-- Aim of the task --
Write the entries below out again exactly; any picture in them stays out.

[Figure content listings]
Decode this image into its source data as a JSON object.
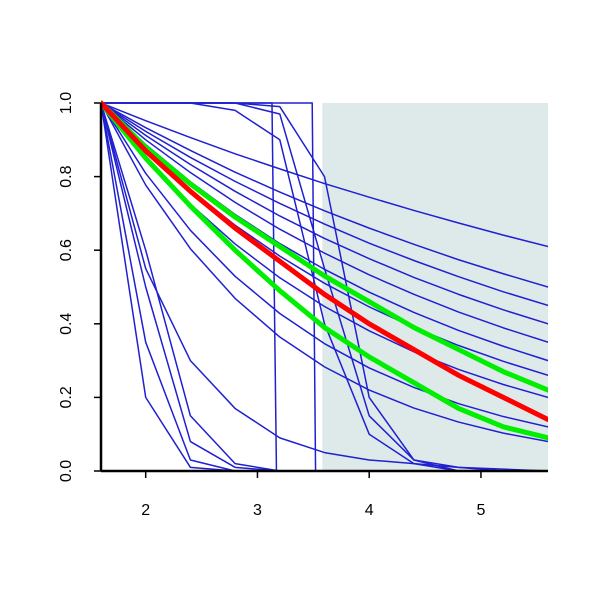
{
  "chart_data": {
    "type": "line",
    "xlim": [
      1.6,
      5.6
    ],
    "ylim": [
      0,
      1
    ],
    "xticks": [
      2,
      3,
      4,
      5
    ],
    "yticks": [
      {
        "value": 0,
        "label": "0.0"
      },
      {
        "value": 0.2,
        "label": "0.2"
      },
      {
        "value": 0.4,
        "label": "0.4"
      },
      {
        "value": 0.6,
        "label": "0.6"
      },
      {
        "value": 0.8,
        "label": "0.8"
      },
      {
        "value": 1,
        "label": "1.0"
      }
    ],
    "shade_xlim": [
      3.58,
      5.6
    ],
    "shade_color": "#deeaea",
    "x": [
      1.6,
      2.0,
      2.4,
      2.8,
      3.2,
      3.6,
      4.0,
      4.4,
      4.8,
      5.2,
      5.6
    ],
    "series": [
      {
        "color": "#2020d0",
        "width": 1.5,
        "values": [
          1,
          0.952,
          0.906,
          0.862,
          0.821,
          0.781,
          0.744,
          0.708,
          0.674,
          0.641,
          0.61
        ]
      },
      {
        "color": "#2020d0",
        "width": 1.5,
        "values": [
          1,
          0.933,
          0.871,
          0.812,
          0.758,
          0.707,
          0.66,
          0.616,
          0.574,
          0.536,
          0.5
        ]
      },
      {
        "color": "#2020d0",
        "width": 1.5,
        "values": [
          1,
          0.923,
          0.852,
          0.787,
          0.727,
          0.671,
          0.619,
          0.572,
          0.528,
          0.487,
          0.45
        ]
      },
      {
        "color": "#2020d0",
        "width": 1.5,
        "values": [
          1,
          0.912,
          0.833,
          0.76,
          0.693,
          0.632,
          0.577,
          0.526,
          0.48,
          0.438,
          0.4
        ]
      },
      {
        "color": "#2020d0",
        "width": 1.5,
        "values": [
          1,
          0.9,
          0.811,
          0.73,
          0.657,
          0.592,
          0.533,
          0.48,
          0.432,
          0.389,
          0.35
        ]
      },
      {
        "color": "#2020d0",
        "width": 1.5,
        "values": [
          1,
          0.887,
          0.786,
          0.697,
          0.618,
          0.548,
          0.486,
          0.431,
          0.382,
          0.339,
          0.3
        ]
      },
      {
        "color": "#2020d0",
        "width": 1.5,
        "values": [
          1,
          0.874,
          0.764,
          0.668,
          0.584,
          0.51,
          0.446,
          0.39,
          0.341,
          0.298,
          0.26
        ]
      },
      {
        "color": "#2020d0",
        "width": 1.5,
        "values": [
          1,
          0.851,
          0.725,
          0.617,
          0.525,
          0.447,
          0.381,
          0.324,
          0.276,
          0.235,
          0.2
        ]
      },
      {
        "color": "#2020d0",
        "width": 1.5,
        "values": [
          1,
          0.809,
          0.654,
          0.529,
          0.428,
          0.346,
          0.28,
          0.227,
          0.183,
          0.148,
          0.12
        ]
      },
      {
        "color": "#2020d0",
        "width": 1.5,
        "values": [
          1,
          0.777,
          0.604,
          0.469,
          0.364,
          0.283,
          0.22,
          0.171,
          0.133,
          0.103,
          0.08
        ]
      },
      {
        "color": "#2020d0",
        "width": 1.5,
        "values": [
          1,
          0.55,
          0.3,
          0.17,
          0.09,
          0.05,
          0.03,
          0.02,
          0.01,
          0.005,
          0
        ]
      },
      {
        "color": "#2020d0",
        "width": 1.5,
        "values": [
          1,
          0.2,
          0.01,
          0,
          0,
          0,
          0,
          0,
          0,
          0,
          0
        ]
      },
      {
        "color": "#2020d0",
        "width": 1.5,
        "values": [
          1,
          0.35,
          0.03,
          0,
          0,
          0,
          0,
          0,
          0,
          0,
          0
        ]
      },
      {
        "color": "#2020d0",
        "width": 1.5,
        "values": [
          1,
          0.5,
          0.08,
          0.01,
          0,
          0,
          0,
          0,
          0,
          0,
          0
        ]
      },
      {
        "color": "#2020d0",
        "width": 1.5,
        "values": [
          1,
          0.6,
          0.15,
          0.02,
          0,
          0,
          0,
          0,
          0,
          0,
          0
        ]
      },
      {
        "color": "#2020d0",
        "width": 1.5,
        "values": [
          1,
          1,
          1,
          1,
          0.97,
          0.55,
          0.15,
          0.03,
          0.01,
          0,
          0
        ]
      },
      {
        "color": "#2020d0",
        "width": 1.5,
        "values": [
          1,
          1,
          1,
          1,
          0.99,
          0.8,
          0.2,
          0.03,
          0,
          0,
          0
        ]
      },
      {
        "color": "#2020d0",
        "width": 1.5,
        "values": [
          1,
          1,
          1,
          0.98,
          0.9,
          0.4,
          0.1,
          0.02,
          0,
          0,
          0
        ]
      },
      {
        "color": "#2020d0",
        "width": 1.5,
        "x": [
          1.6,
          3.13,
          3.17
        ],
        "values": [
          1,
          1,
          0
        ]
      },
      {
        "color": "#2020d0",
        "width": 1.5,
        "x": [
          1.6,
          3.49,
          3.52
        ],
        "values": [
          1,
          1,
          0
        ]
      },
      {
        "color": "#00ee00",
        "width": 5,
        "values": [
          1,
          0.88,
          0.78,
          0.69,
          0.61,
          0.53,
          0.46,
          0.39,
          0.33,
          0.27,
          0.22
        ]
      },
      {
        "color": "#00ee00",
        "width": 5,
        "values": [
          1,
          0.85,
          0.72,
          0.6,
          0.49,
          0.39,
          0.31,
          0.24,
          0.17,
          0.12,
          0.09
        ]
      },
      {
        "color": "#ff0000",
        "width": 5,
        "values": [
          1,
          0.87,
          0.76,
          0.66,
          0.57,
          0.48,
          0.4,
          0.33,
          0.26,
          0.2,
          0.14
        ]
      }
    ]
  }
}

-- Output for this task --
Decode this image into its source data as a JSON object.
{
  "chart_data": {
    "type": "line",
    "xlim": [
      1.6,
      5.6
    ],
    "ylim": [
      0,
      1
    ],
    "xticks": [
      2,
      3,
      4,
      5
    ],
    "yticks": [
      {
        "value": 0,
        "label": "0.0"
      },
      {
        "value": 0.2,
        "label": "0.2"
      },
      {
        "value": 0.4,
        "label": "0.4"
      },
      {
        "value": 0.6,
        "label": "0.6"
      },
      {
        "value": 0.8,
        "label": "0.8"
      },
      {
        "value": 1,
        "label": "1.0"
      }
    ],
    "shade_xlim": [
      3.58,
      5.6
    ],
    "shade_color": "#deeaea",
    "x": [
      1.6,
      2.0,
      2.4,
      2.8,
      3.2,
      3.6,
      4.0,
      4.4,
      4.8,
      5.2,
      5.6
    ],
    "series": [
      {
        "color": "#2020d0",
        "width": 1.5,
        "values": [
          1,
          0.952,
          0.906,
          0.862,
          0.821,
          0.781,
          0.744,
          0.708,
          0.674,
          0.641,
          0.61
        ]
      },
      {
        "color": "#2020d0",
        "width": 1.5,
        "values": [
          1,
          0.933,
          0.871,
          0.812,
          0.758,
          0.707,
          0.66,
          0.616,
          0.574,
          0.536,
          0.5
        ]
      },
      {
        "color": "#2020d0",
        "width": 1.5,
        "values": [
          1,
          0.923,
          0.852,
          0.787,
          0.727,
          0.671,
          0.619,
          0.572,
          0.528,
          0.487,
          0.45
        ]
      },
      {
        "color": "#2020d0",
        "width": 1.5,
        "values": [
          1,
          0.912,
          0.833,
          0.76,
          0.693,
          0.632,
          0.577,
          0.526,
          0.48,
          0.438,
          0.4
        ]
      },
      {
        "color": "#2020d0",
        "width": 1.5,
        "values": [
          1,
          0.9,
          0.811,
          0.73,
          0.657,
          0.592,
          0.533,
          0.48,
          0.432,
          0.389,
          0.35
        ]
      },
      {
        "color": "#2020d0",
        "width": 1.5,
        "values": [
          1,
          0.887,
          0.786,
          0.697,
          0.618,
          0.548,
          0.486,
          0.431,
          0.382,
          0.339,
          0.3
        ]
      },
      {
        "color": "#2020d0",
        "width": 1.5,
        "values": [
          1,
          0.874,
          0.764,
          0.668,
          0.584,
          0.51,
          0.446,
          0.39,
          0.341,
          0.298,
          0.26
        ]
      },
      {
        "color": "#2020d0",
        "width": 1.5,
        "values": [
          1,
          0.851,
          0.725,
          0.617,
          0.525,
          0.447,
          0.381,
          0.324,
          0.276,
          0.235,
          0.2
        ]
      },
      {
        "color": "#2020d0",
        "width": 1.5,
        "values": [
          1,
          0.809,
          0.654,
          0.529,
          0.428,
          0.346,
          0.28,
          0.227,
          0.183,
          0.148,
          0.12
        ]
      },
      {
        "color": "#2020d0",
        "width": 1.5,
        "values": [
          1,
          0.777,
          0.604,
          0.469,
          0.364,
          0.283,
          0.22,
          0.171,
          0.133,
          0.103,
          0.08
        ]
      },
      {
        "color": "#2020d0",
        "width": 1.5,
        "values": [
          1,
          0.55,
          0.3,
          0.17,
          0.09,
          0.05,
          0.03,
          0.02,
          0.01,
          0.005,
          0
        ]
      },
      {
        "color": "#2020d0",
        "width": 1.5,
        "values": [
          1,
          0.2,
          0.01,
          0,
          0,
          0,
          0,
          0,
          0,
          0,
          0
        ]
      },
      {
        "color": "#2020d0",
        "width": 1.5,
        "values": [
          1,
          0.35,
          0.03,
          0,
          0,
          0,
          0,
          0,
          0,
          0,
          0
        ]
      },
      {
        "color": "#2020d0",
        "width": 1.5,
        "values": [
          1,
          0.5,
          0.08,
          0.01,
          0,
          0,
          0,
          0,
          0,
          0,
          0
        ]
      },
      {
        "color": "#2020d0",
        "width": 1.5,
        "values": [
          1,
          0.6,
          0.15,
          0.02,
          0,
          0,
          0,
          0,
          0,
          0,
          0
        ]
      },
      {
        "color": "#2020d0",
        "width": 1.5,
        "values": [
          1,
          1,
          1,
          1,
          0.97,
          0.55,
          0.15,
          0.03,
          0.01,
          0,
          0
        ]
      },
      {
        "color": "#2020d0",
        "width": 1.5,
        "values": [
          1,
          1,
          1,
          1,
          0.99,
          0.8,
          0.2,
          0.03,
          0,
          0,
          0
        ]
      },
      {
        "color": "#2020d0",
        "width": 1.5,
        "values": [
          1,
          1,
          1,
          0.98,
          0.9,
          0.4,
          0.1,
          0.02,
          0,
          0,
          0
        ]
      },
      {
        "color": "#2020d0",
        "width": 1.5,
        "x": [
          1.6,
          3.13,
          3.17
        ],
        "values": [
          1,
          1,
          0
        ]
      },
      {
        "color": "#2020d0",
        "width": 1.5,
        "x": [
          1.6,
          3.49,
          3.52
        ],
        "values": [
          1,
          1,
          0
        ]
      },
      {
        "color": "#00ee00",
        "width": 5,
        "values": [
          1,
          0.88,
          0.78,
          0.69,
          0.61,
          0.53,
          0.46,
          0.39,
          0.33,
          0.27,
          0.22
        ]
      },
      {
        "color": "#00ee00",
        "width": 5,
        "values": [
          1,
          0.85,
          0.72,
          0.6,
          0.49,
          0.39,
          0.31,
          0.24,
          0.17,
          0.12,
          0.09
        ]
      },
      {
        "color": "#ff0000",
        "width": 5,
        "values": [
          1,
          0.87,
          0.76,
          0.66,
          0.57,
          0.48,
          0.4,
          0.33,
          0.26,
          0.2,
          0.14
        ]
      }
    ]
  }
}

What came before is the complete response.